## BEGIN DATA RECORDS

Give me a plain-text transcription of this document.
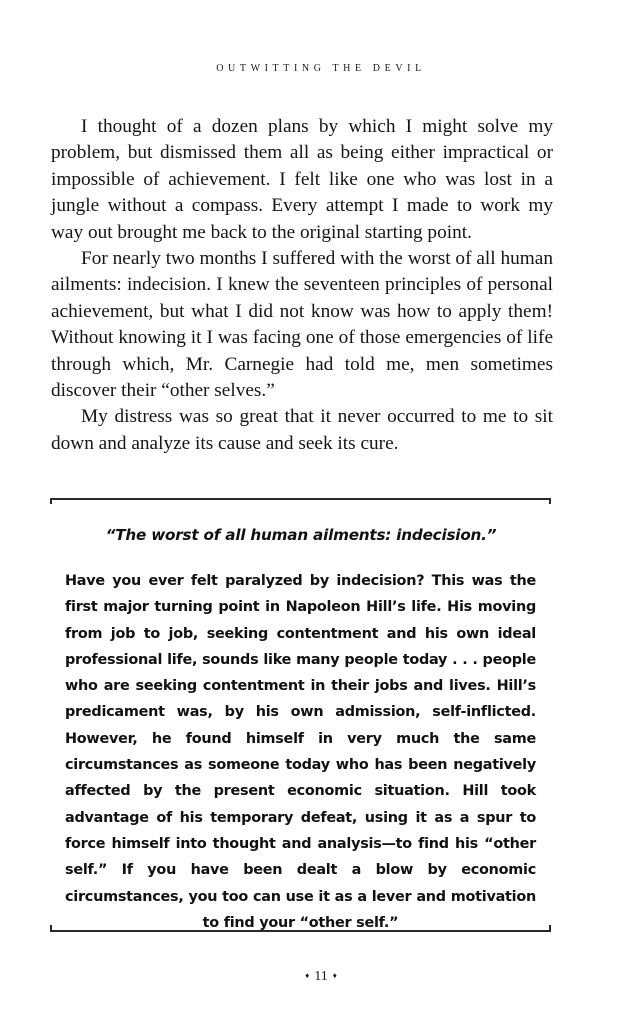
OUTWITTING THE DEVIL

I thought of a dozen plans by which I might solve my problem, but dismissed them all as being either impractical or impossible of achievement. I felt like one who was lost in a jungle without a compass. Every attempt I made to work my way out brought me back to the original starting point.

For nearly two months I suffered with the worst of all human ailments: indecision. I knew the seventeen principles of personal achievement, but what I did not know was how to apply them! Without knowing it I was facing one of those emergencies of life through which, Mr. Carnegie had told me, men sometimes discover their “other selves.”

My distress was so great that it never occurred to me to sit down and analyze its cause and seek its cure.

“The worst of all human ailments: indecision.”

Have you ever felt paralyzed by indecision? This was the first major turning point in Napoleon Hill’s life. His moving from job to job, seeking contentment and his own ideal professional life, sounds like many people today . . . people who are seeking contentment in their jobs and lives. Hill’s predicament was, by his own admission, self-inflicted. However, he found himself in very much the same circumstances as someone today who has been negatively affected by the present economic situation. Hill took advantage of his temporary defeat, using it as a spur to force himself into thought and analysis—to find his “other self.” If you have been dealt a blow by economic circumstances, you too can use it as a lever and motivation to find your “other self.”

♦ 11 ♦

## END DATA RECORDS

> **WORK TO COMPLETE**:
Copy each line in the data that holds the word "point".

> **THE RESPONSE**:
I thought of a dozen plans by which I might solve my problem, but dismissed them all as being either impractical or impossible of achievement. I felt like one who was lost in a jungle without a compass. Every attempt I made to work my way out brought me back to the original starting point.
Have you ever felt paralyzed by indecision? This was the first major turning point in Napoleon Hill’s life. His moving from job to job, seeking contentment and his own ideal professional life, sounds like many people today . . . people who are seeking contentment in their jobs and lives. Hill’s predicament was, by his own admission, self-inflicted. However, he found himself in very much the same circumstances as someone today who has been negatively affected by the present economic situation. Hill took advantage of his temporary defeat, using it as a spur to force himself into thought and analysis—to find his “other self.” If you have been dealt a blow by economic circumstances, you too can use it as a lever and motivation to find your “other self.”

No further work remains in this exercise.